── Extracted records ──
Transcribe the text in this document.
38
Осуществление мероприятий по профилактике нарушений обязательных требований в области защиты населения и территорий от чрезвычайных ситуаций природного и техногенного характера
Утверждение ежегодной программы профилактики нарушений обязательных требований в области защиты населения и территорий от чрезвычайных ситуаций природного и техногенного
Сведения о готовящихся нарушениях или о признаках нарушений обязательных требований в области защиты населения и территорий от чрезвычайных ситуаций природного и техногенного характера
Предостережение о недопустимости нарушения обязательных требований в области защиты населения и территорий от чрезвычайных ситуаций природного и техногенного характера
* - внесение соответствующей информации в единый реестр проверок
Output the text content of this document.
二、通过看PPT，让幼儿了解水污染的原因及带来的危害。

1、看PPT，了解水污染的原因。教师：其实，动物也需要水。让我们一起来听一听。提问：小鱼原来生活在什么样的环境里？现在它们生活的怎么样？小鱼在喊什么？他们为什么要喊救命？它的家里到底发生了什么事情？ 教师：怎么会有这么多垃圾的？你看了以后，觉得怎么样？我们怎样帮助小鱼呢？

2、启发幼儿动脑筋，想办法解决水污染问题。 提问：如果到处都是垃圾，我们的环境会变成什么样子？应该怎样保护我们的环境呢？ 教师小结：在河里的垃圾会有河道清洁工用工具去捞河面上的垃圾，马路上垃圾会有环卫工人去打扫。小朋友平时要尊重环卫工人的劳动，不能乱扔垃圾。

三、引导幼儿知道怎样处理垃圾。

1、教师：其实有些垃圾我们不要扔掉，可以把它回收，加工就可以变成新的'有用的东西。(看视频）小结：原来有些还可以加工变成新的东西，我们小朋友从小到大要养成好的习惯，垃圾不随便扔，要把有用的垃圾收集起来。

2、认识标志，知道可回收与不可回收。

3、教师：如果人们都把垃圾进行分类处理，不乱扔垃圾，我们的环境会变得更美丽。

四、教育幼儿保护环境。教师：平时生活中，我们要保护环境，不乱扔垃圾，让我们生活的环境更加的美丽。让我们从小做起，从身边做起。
───
> _Goal_
Find each line holding the string "требований" and copy it out.

> _Finished answer_
Осуществление мероприятий по профилактике нарушений обязательных требований в области защиты населения и территорий от чрезвычайных ситуаций природного и техногенного характера
Утверждение ежегодной программы профилактики нарушений обязательных требований в области защиты населения и территорий от чрезвычайных ситуаций природного и техногенного
Сведения о готовящихся нарушениях или о признаках нарушений обязательных требований в области защиты населения и территорий от чрезвычайных ситуаций природного и техногенного характера
Предостережение о недопустимости нарушения обязательных требований в области защиты населения и территорий от чрезвычайных ситуаций природного и техногенного характера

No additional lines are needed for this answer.